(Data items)

.....

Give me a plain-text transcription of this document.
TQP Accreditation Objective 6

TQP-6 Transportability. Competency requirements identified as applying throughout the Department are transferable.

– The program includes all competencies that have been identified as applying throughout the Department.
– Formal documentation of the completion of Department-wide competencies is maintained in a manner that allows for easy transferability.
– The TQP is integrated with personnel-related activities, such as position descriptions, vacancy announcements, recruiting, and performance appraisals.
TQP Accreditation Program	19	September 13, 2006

.....

Using the data above, copy each line that contains "Department".

**TASK SOLUTION:**
TQP-6 Transportability. Competency requirements identified as applying throughout the Department are transferable.
– The program includes all competencies that have been identified as applying throughout the Department.
– Formal documentation of the completion of Department-wide competencies is maintained in a manner that allows for easy transferability.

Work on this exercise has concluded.